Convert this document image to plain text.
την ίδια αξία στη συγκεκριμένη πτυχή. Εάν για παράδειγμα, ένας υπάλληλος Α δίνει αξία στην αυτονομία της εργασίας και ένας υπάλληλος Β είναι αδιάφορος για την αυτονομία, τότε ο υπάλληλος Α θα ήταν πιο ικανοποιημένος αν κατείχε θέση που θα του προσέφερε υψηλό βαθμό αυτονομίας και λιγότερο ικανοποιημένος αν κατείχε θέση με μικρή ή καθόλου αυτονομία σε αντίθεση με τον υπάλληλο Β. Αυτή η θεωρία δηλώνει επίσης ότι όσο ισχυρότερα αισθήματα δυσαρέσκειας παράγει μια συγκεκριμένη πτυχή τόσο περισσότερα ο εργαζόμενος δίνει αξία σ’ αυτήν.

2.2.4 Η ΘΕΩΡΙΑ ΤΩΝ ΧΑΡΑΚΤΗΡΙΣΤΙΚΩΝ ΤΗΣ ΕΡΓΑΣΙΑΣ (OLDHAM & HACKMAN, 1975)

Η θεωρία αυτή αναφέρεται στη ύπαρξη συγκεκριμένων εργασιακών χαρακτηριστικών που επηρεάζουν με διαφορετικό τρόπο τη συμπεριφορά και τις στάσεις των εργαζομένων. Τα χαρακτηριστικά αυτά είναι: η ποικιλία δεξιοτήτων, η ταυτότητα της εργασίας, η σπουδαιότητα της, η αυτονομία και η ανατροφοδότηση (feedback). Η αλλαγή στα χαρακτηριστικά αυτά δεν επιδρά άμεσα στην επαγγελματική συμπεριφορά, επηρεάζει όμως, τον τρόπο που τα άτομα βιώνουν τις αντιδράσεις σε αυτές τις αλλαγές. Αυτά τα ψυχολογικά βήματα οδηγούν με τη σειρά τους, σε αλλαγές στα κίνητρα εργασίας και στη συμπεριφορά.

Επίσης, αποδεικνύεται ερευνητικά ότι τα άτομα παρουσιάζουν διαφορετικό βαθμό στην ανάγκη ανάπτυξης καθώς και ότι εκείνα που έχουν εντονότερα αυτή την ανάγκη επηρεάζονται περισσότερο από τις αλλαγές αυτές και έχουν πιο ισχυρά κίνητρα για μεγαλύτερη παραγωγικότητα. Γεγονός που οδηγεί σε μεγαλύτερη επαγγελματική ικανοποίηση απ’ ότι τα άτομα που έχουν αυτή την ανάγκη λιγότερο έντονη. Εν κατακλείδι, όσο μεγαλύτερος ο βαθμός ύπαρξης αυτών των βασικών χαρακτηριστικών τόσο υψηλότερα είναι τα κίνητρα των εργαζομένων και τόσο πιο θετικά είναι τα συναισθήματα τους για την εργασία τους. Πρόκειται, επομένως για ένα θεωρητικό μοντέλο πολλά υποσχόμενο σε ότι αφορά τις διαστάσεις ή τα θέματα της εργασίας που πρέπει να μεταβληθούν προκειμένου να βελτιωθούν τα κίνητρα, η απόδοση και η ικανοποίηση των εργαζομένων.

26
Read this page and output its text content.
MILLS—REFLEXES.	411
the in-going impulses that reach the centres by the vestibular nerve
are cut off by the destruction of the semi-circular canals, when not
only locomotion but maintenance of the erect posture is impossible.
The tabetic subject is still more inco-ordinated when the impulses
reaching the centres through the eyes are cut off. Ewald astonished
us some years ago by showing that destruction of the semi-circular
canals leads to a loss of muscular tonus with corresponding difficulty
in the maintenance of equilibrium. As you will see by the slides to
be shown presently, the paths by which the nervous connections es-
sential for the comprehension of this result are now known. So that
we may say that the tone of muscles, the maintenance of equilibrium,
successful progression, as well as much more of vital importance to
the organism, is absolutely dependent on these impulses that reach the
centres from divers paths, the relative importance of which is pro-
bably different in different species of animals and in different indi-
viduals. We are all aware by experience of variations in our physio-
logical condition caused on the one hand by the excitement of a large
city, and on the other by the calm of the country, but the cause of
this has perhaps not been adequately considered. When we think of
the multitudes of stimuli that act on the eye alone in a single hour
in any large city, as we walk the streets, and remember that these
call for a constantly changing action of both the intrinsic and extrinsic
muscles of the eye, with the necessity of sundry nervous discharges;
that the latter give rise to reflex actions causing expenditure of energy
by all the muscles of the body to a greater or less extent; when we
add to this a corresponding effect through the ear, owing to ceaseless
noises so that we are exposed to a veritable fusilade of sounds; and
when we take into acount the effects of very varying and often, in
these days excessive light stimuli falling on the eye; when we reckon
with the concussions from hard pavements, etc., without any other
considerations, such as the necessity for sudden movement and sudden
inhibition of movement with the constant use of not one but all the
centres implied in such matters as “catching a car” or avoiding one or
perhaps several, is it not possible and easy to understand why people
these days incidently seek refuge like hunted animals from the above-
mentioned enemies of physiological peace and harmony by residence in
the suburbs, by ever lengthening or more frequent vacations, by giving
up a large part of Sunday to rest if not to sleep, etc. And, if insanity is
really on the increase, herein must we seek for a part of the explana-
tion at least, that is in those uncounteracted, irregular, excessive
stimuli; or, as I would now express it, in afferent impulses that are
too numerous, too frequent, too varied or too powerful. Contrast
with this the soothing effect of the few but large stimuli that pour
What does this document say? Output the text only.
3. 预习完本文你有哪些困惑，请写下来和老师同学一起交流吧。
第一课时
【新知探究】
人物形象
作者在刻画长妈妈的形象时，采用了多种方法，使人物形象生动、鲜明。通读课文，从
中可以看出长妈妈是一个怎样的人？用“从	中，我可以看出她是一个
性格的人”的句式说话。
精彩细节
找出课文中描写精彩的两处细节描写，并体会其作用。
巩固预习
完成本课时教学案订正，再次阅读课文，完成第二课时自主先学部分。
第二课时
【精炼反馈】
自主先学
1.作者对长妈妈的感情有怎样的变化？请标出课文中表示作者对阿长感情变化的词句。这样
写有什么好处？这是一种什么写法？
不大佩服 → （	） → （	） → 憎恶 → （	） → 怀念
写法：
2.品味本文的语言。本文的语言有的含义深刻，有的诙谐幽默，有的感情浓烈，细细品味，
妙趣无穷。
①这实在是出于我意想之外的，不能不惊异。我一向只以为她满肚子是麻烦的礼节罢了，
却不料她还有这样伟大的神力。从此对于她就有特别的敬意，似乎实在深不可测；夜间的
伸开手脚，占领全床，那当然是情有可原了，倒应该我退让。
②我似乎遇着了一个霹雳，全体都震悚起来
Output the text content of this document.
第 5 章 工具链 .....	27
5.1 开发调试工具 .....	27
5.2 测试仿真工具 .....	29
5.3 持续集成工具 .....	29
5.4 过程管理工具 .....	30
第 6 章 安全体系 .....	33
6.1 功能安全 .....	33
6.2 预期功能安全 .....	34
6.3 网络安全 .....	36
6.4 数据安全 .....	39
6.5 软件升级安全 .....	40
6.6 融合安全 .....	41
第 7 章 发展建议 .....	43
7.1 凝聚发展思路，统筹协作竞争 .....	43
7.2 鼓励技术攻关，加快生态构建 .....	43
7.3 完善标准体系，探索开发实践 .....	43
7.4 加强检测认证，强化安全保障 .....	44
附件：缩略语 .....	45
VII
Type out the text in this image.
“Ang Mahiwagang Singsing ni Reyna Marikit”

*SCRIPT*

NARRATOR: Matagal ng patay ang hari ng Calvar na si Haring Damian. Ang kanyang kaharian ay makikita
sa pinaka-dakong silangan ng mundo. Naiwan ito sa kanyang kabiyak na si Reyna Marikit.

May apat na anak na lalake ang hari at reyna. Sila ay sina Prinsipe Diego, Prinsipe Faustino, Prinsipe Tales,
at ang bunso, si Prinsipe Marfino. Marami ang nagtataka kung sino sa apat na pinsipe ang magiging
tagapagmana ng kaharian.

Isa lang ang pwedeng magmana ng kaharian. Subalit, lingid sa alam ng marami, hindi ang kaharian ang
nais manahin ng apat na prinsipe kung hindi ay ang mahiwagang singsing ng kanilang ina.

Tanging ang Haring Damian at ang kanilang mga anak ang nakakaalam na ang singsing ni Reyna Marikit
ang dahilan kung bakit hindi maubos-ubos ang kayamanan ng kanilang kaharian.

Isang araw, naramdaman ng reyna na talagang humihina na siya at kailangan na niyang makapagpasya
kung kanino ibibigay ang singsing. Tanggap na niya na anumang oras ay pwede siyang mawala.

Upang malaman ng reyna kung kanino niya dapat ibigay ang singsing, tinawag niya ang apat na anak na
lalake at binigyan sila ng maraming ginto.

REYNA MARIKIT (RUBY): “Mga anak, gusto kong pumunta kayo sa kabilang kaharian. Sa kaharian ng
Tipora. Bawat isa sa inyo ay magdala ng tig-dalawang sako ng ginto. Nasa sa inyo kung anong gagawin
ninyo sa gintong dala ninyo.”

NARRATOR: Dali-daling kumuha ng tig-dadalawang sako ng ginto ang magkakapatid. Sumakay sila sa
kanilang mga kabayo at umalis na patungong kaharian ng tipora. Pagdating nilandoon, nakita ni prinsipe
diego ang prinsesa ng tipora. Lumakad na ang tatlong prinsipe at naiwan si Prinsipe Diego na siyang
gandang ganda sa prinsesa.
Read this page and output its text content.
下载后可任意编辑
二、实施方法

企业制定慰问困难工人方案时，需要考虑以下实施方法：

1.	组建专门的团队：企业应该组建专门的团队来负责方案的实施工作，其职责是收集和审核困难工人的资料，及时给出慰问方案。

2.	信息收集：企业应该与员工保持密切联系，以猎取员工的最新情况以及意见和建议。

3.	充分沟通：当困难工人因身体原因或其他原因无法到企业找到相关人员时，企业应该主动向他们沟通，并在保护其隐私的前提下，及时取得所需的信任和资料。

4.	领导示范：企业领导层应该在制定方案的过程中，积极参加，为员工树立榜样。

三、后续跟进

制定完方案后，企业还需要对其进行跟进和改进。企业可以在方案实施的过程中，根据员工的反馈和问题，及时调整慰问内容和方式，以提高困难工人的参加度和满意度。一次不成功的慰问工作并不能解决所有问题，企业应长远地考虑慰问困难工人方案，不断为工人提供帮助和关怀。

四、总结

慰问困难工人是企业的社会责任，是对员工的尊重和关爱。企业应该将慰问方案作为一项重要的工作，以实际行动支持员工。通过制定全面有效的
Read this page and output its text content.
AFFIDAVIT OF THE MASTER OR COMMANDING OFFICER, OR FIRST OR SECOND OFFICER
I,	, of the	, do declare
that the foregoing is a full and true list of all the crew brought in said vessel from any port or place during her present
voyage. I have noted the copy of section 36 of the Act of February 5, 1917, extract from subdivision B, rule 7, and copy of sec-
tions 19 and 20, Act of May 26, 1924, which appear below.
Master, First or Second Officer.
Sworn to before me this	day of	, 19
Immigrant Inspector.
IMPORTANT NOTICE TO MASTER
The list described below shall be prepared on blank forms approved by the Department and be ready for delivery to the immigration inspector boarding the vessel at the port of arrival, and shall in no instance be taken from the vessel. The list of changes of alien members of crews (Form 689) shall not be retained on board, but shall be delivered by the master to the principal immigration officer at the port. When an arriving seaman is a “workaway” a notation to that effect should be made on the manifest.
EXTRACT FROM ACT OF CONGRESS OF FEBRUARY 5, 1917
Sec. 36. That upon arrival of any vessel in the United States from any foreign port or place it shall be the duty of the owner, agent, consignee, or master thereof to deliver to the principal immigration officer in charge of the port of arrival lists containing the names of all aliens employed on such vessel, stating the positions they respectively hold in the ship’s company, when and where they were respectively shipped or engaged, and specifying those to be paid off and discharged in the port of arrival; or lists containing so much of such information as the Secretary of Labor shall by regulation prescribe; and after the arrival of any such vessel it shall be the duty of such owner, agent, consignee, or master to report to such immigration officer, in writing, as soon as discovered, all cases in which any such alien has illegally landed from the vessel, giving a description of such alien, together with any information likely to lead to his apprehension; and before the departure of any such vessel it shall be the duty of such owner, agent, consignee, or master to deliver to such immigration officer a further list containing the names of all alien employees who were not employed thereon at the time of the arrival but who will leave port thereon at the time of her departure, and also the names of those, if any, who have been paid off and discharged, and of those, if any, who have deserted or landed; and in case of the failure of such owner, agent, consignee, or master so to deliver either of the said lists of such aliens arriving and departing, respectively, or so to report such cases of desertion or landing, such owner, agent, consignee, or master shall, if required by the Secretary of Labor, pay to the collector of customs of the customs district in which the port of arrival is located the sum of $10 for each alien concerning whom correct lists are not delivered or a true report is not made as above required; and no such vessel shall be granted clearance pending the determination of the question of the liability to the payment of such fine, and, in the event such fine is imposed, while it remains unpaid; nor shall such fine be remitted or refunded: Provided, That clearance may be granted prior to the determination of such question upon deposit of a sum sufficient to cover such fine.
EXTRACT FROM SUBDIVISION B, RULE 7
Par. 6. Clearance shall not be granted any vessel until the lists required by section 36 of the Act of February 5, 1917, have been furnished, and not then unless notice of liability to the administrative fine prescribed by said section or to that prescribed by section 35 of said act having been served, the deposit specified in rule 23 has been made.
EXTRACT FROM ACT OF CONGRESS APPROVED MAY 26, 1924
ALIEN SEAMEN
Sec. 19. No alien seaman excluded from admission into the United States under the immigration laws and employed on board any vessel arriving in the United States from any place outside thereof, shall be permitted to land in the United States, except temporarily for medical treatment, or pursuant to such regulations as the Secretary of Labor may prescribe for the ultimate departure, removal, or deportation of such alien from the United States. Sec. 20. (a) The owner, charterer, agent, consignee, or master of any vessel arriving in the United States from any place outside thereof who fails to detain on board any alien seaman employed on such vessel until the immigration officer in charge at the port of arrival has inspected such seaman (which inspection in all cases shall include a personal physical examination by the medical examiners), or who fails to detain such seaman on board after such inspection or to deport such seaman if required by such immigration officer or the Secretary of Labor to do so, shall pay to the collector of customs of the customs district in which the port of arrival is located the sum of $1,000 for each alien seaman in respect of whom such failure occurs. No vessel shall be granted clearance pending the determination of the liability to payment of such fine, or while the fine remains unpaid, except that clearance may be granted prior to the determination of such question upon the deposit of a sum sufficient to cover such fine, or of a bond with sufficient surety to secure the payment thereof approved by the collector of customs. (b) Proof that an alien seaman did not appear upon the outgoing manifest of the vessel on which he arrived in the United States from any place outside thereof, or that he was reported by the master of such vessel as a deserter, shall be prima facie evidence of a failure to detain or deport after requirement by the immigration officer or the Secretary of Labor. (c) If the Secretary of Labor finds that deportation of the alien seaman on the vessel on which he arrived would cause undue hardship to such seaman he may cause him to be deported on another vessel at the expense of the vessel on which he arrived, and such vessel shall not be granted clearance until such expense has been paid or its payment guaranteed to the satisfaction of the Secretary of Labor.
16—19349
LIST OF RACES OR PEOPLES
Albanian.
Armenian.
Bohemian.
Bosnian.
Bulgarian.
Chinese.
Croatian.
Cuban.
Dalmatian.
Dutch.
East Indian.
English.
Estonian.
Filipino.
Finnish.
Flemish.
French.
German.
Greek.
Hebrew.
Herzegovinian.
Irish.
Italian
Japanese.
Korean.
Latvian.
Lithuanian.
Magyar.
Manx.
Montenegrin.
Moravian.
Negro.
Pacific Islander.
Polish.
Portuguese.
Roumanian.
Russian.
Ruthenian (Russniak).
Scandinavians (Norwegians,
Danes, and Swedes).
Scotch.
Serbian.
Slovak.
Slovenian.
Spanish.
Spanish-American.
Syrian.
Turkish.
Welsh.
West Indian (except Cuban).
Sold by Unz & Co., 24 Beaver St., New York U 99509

**********

*Task instructions*: Go through the entries above and copy every line containing "destruction".

*Solution for this task*:
are cut off by the destruction of the semi-circular canals, when not
us some years ago by showing that destruction of the semi-circular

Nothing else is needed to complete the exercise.